Aim of the task: Return the number of lines in which the word "ύπνου" appears; add nothing else.

begin Source material

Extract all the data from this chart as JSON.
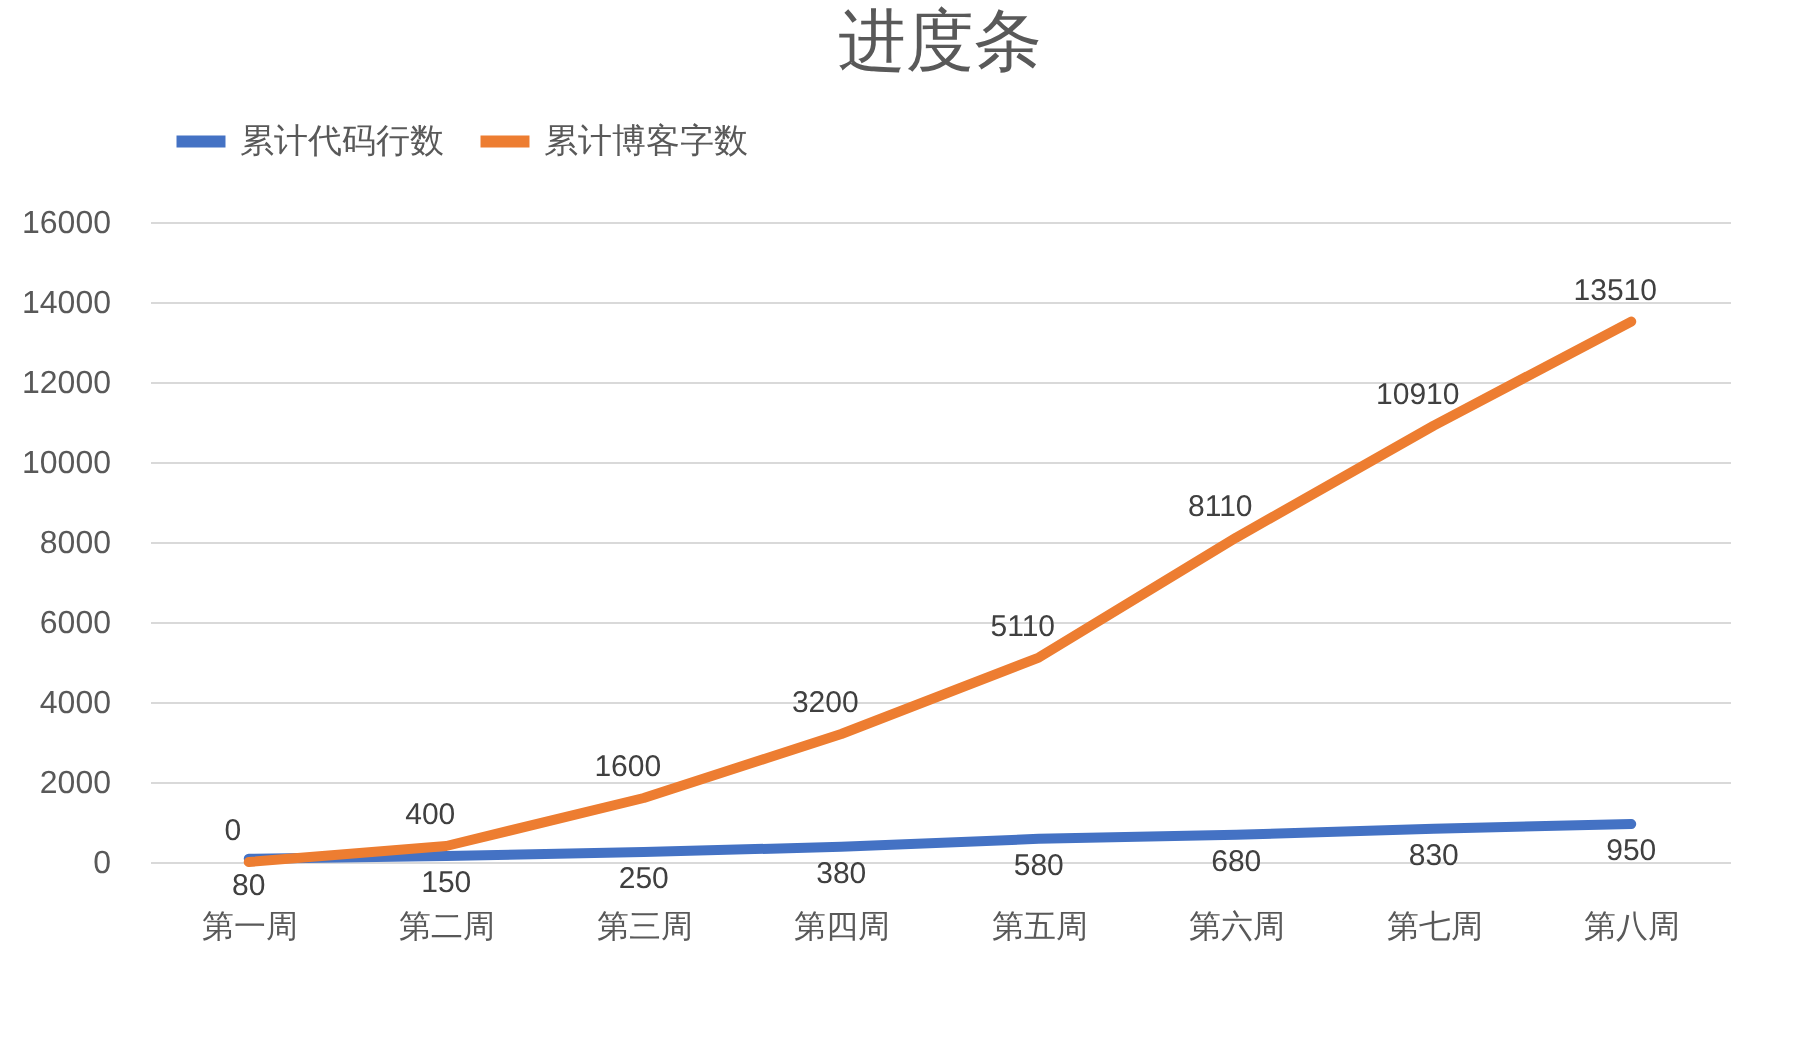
{
  "chart_data": {
    "type": "line",
    "title": "进度条",
    "categories": [
      "第一周",
      "第二周",
      "第三周",
      "第四周",
      "第五周",
      "第六周",
      "第七周",
      "第八周"
    ],
    "series": [
      {
        "name": "累计代码行数",
        "color": "#4472c4",
        "values": [
          80,
          150,
          250,
          380,
          580,
          680,
          830,
          950
        ]
      },
      {
        "name": "累计博客字数",
        "color": "#ed7d31",
        "values": [
          0,
          400,
          1600,
          3200,
          5110,
          8110,
          10910,
          13510
        ]
      }
    ],
    "ylim": [
      0,
      16000
    ],
    "yticks": [
      0,
      2000,
      4000,
      6000,
      8000,
      10000,
      12000,
      14000,
      16000
    ],
    "grid": "y",
    "legend": "top",
    "data_labels": true,
    "marker": "none",
    "line_style": "solid"
  }
}
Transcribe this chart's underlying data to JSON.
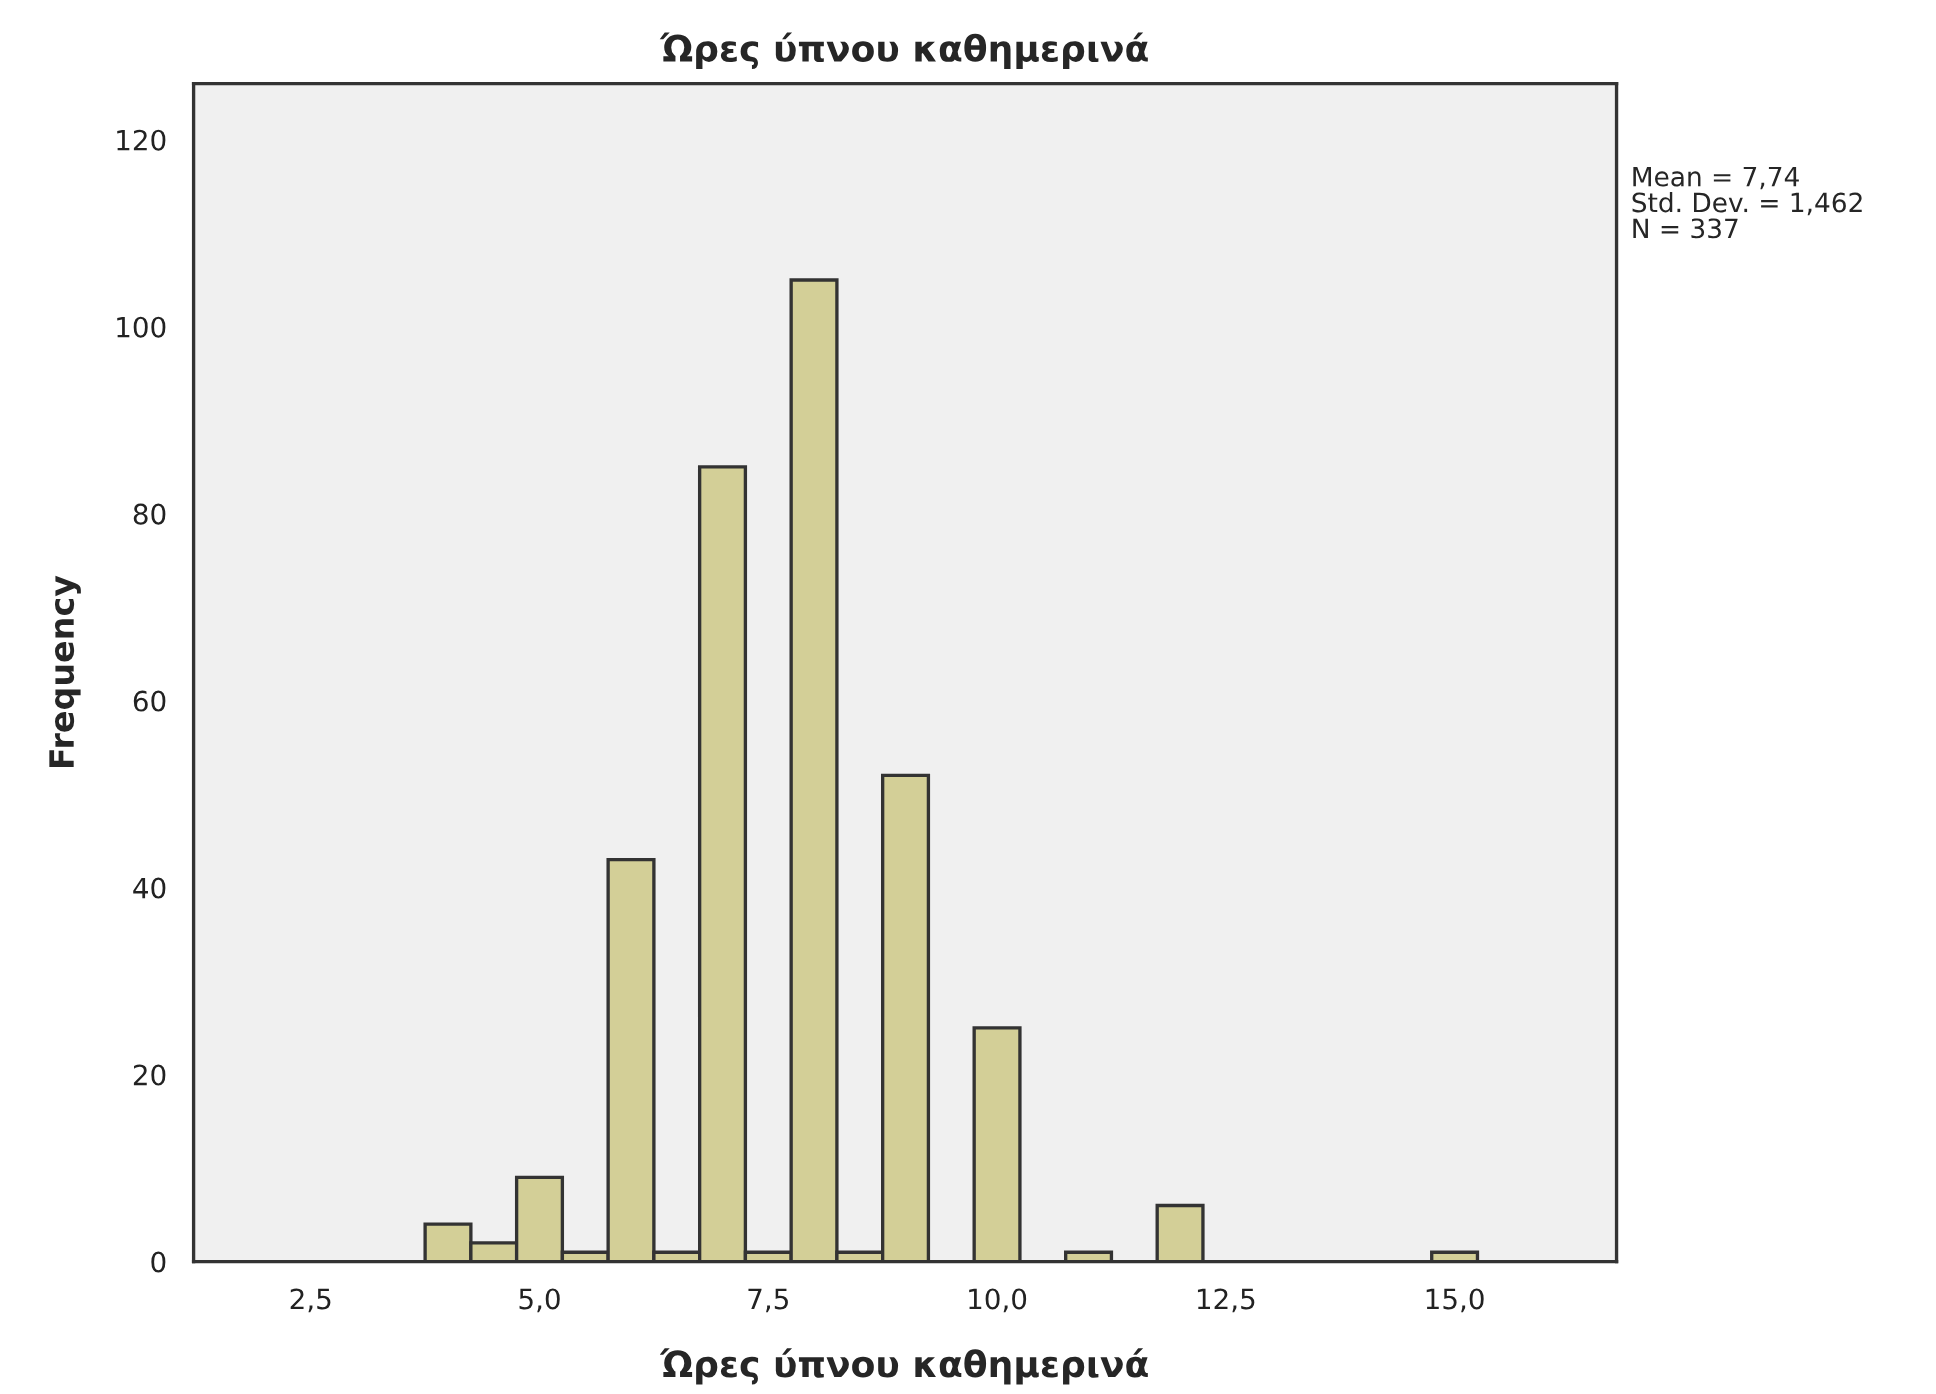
{
  "chart_data": {
    "type": "histogram",
    "title": "Ώρες ύπνου καθημερινά",
    "xlabel": "Ώρες ύπνου καθημερινά",
    "ylabel": "Frequency",
    "bins": [
      3.75,
      4.25,
      4.75,
      5.25,
      5.75,
      6.25,
      6.75,
      7.25,
      7.75,
      8.25,
      8.75,
      9.25,
      9.75,
      10.25,
      10.75,
      11.25,
      11.75,
      12.25,
      12.75,
      13.25,
      13.75,
      14.25,
      14.75,
      15.25
    ],
    "values": [
      4,
      2,
      9,
      1,
      43,
      1,
      85,
      1,
      105,
      1,
      52,
      0,
      25,
      0,
      1,
      0,
      6,
      0,
      0,
      0,
      0,
      0,
      1
    ],
    "color": "#d3cf97",
    "xlim": [
      1.22,
      16.77
    ],
    "xticks": [
      {
        "value": 2.5,
        "label": "2,5"
      },
      {
        "value": 5.0,
        "label": "5,0"
      },
      {
        "value": 7.5,
        "label": "7,5"
      },
      {
        "value": 10.0,
        "label": "10,0"
      },
      {
        "value": 12.5,
        "label": "12,5"
      },
      {
        "value": 15.0,
        "label": "15,0"
      }
    ],
    "ylim": [
      0,
      126
    ],
    "yticks": [
      0,
      20,
      40,
      60,
      80,
      100,
      120
    ],
    "grid": false,
    "annotations": [
      "Mean = 7,74",
      "Std. Dev. = 1,462",
      "N = 337"
    ]
  }
}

end Source material

Response below: 2